%%

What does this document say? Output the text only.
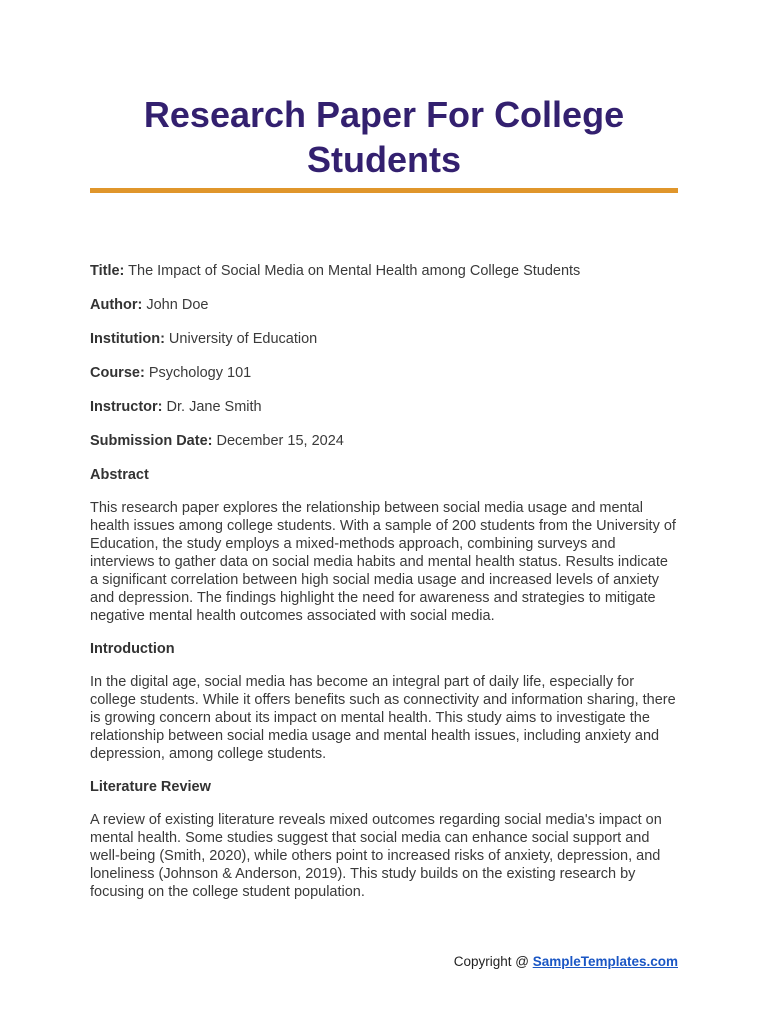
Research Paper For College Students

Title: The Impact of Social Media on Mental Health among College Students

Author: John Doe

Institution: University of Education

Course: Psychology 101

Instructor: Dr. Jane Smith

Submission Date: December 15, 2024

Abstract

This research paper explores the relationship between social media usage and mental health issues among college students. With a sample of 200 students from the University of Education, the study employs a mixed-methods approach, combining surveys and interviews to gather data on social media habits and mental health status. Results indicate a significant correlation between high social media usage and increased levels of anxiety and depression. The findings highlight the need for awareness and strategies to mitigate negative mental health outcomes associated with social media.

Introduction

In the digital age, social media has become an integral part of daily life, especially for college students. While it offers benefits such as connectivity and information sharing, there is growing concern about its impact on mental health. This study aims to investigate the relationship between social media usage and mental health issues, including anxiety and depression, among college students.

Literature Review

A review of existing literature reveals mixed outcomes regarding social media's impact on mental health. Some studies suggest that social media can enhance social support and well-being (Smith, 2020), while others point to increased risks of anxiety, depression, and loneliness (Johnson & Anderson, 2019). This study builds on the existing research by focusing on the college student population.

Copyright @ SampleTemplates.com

%%

## Problem statement:
Retype all entries exactly as they appear, dropping the images.

## Result for this task:
What does this document say? Output the text only.
Research Paper For College Students

Title: The Impact of Social Media on Mental Health among College Students

Author: John Doe

Institution: University of Education

Course: Psychology 101

Instructor: Dr. Jane Smith

Submission Date: December 15, 2024

Abstract

This research paper explores the relationship between social media usage and mental health issues among college students. With a sample of 200 students from the University of Education, the study employs a mixed-methods approach, combining surveys and interviews to gather data on social media habits and mental health status. Results indicate a significant correlation between high social media usage and increased levels of anxiety and depression. The findings highlight the need for awareness and strategies to mitigate negative mental health outcomes associated with social media.

Introduction

In the digital age, social media has become an integral part of daily life, especially for college students. While it offers benefits such as connectivity and information sharing, there is growing concern about its impact on mental health. This study aims to investigate the relationship between social media usage and mental health issues, including anxiety and depression, among college students.

Literature Review

A review of existing literature reveals mixed outcomes regarding social media's impact on mental health. Some studies suggest that social media can enhance social support and well-being (Smith, 2020), while others point to increased risks of anxiety, depression, and loneliness (Johnson & Anderson, 2019). This study builds on the existing research by focusing on the college student population.

Copyright @ SampleTemplates.com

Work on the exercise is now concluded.